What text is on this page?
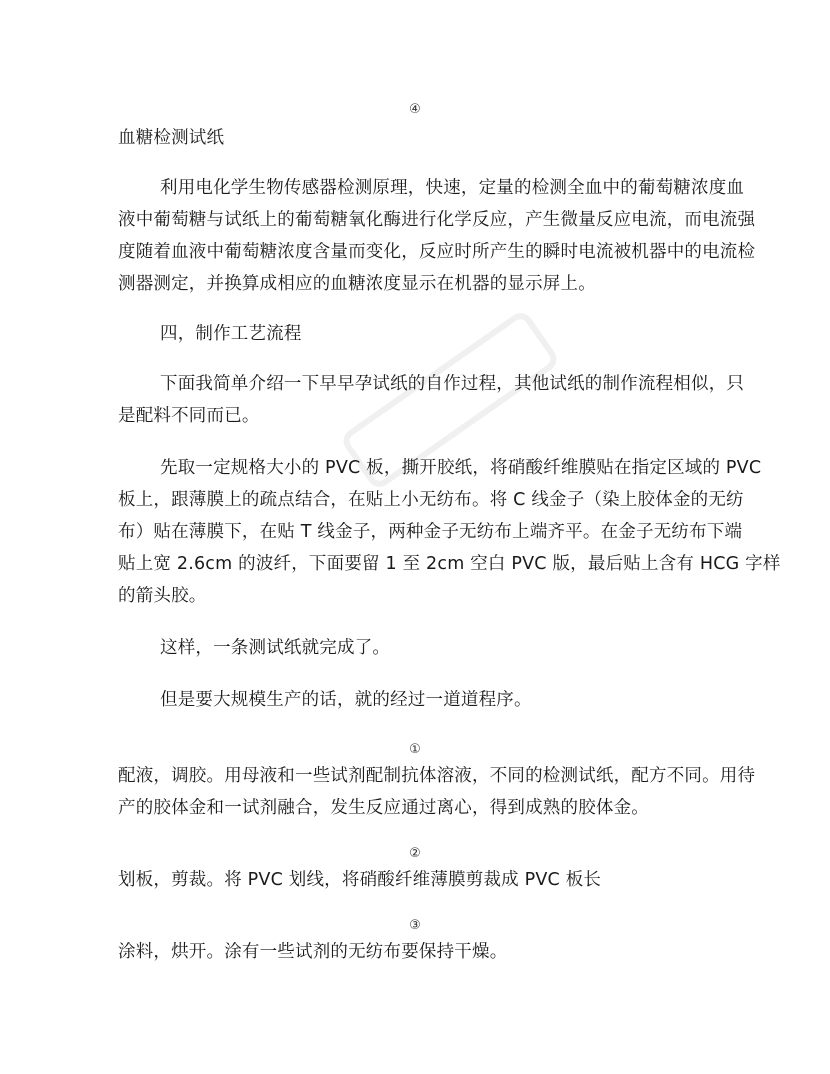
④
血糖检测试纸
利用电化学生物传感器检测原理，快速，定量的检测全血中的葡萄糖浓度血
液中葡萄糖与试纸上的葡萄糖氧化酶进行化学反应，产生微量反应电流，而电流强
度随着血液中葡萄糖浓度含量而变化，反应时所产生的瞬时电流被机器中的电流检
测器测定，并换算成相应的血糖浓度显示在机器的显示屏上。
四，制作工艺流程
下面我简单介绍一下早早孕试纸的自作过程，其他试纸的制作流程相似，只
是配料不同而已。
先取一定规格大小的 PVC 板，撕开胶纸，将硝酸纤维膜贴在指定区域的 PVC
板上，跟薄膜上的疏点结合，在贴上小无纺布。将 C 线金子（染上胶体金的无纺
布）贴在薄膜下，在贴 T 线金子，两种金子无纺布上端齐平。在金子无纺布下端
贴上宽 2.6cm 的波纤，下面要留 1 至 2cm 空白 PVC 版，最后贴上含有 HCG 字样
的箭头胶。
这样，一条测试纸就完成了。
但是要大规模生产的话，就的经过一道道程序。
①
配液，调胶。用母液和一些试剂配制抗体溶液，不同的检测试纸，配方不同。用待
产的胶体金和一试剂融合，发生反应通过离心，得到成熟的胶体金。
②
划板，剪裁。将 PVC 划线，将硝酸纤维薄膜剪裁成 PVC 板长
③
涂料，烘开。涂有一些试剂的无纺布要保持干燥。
--
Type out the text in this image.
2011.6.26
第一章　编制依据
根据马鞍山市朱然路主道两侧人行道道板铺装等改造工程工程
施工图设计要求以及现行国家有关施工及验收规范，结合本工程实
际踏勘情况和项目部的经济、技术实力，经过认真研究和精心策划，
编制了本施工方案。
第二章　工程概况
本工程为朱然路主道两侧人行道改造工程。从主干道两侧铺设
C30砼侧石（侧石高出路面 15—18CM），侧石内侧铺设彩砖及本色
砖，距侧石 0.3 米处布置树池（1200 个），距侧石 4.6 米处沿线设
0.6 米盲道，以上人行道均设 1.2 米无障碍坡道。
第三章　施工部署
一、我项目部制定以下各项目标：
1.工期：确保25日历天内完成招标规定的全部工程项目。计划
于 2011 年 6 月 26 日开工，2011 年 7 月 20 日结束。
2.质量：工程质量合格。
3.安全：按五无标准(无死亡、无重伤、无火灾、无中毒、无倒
---
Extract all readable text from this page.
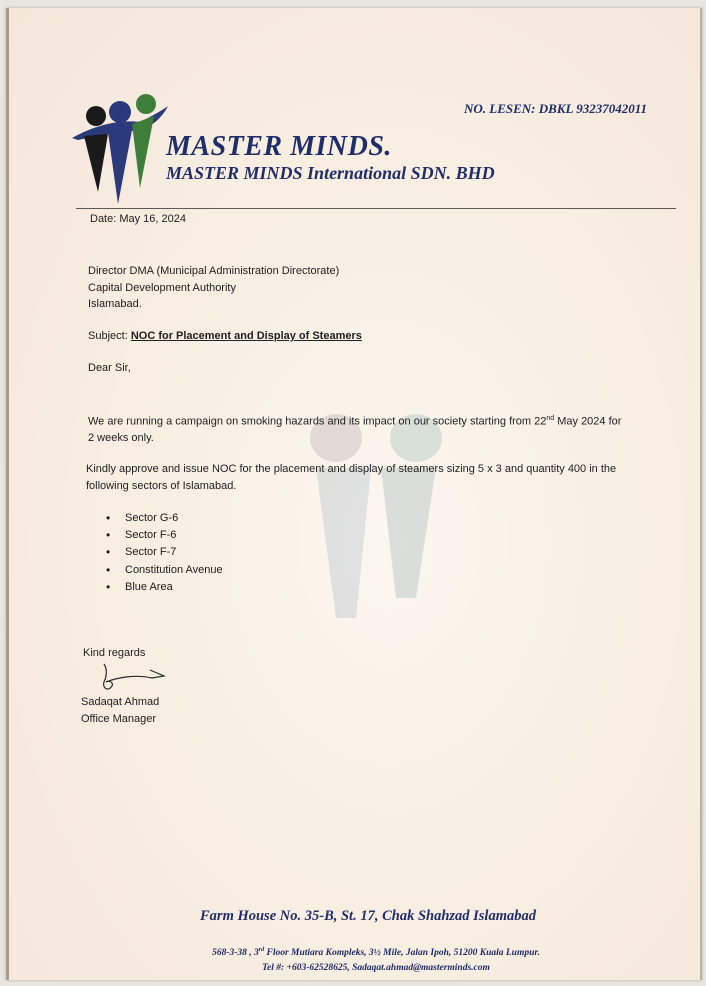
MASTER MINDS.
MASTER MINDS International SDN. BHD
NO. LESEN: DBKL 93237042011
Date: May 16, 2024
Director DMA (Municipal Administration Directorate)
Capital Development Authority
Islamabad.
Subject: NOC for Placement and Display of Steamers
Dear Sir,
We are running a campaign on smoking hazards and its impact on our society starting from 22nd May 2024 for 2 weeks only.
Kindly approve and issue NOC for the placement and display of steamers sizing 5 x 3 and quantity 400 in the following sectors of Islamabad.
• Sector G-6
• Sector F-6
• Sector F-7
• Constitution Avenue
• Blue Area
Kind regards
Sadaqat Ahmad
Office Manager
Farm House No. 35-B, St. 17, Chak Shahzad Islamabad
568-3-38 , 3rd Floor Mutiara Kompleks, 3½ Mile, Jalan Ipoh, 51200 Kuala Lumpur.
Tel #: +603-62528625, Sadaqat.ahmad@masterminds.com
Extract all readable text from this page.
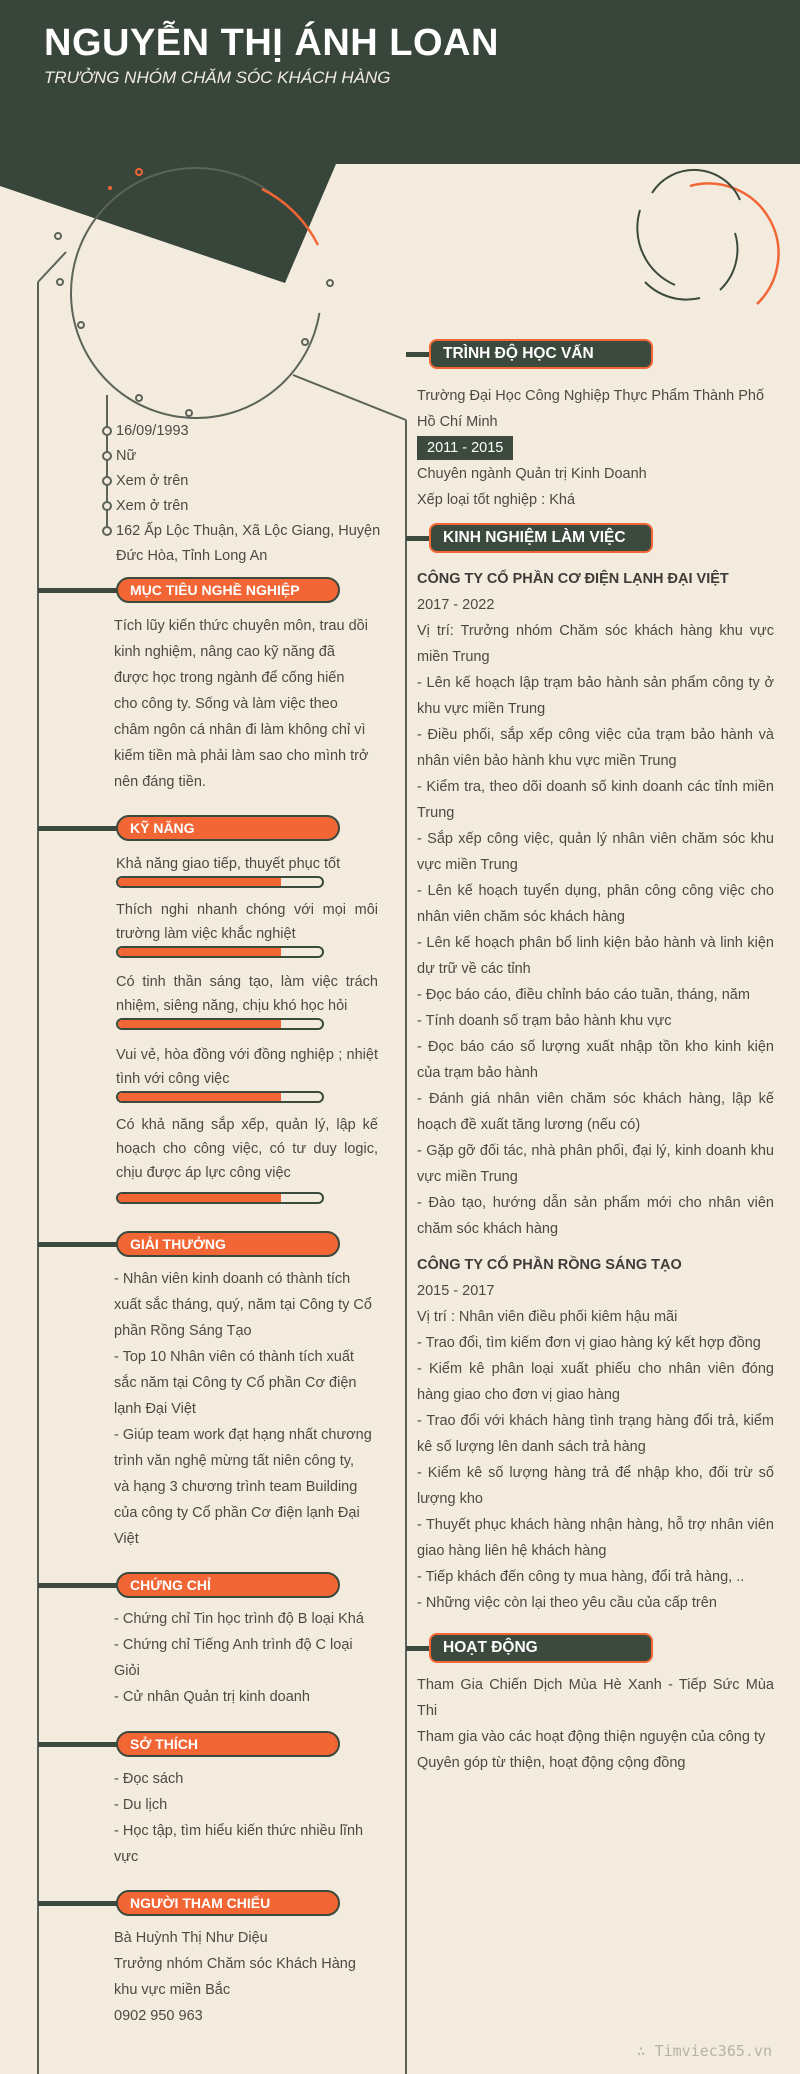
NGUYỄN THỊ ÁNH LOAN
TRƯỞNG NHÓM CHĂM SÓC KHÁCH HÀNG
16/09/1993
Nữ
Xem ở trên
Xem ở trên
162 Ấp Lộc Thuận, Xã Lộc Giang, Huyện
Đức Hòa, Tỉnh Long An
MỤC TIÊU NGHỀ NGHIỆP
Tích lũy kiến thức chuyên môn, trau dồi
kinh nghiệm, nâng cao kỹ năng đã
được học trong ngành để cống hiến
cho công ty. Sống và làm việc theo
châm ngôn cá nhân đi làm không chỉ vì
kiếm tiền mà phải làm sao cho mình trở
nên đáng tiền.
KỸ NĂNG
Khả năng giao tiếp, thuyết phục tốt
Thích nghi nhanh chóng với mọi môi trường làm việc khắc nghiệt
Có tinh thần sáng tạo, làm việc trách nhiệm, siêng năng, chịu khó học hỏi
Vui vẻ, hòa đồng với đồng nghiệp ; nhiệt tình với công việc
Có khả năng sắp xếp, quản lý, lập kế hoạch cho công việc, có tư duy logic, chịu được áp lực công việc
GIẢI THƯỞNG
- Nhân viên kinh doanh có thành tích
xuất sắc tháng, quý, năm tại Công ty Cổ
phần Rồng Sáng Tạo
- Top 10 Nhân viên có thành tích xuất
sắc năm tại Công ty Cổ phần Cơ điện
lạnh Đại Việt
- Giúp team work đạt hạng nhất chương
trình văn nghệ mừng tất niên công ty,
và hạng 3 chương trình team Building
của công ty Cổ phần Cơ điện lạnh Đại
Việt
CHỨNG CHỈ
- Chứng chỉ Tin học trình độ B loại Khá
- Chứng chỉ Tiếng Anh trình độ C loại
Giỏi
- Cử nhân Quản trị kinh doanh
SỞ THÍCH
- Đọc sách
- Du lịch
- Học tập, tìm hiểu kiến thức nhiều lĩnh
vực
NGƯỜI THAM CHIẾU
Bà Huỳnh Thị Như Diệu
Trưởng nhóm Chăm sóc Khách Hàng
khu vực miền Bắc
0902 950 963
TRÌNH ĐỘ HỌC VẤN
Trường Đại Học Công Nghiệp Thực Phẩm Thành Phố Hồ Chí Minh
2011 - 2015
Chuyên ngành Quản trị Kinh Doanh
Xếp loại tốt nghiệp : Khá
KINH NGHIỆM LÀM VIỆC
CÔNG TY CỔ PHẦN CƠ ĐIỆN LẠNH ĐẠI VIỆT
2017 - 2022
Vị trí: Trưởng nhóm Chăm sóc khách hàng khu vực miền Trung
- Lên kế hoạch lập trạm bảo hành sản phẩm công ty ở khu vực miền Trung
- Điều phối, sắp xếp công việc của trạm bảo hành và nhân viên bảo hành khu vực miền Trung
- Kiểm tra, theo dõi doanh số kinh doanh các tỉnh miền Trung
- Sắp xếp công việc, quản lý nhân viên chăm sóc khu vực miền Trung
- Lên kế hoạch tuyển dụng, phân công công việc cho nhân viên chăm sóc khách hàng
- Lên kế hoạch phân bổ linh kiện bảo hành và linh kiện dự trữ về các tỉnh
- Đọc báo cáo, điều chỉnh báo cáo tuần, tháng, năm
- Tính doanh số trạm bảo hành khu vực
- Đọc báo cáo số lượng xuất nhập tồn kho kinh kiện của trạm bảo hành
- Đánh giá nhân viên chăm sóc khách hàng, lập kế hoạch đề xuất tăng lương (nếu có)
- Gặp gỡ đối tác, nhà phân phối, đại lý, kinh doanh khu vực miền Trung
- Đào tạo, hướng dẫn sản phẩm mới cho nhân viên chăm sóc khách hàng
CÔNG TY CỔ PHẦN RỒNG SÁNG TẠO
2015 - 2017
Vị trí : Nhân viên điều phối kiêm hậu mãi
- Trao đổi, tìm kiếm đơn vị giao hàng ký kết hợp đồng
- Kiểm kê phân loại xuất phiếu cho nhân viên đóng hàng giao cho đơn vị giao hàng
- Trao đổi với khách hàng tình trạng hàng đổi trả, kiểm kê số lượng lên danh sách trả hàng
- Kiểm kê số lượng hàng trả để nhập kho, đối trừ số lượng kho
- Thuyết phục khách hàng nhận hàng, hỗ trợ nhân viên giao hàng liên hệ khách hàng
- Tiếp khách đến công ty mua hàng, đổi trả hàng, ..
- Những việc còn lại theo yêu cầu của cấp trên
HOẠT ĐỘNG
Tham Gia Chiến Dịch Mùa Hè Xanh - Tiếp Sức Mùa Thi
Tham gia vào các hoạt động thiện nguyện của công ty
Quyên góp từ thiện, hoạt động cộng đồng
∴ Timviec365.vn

Short task: List each line in the listing that contains the string "trạm".

Result for this task:
- Lên kế hoạch lập trạm bảo hành sản phẩm công ty ở khu vực miền Trung
- Điều phối, sắp xếp công việc của trạm bảo hành và nhân viên bảo hành khu vực miền Trung
- Tính doanh số trạm bảo hành khu vực
- Đọc báo cáo số lượng xuất nhập tồn kho kinh kiện của trạm bảo hành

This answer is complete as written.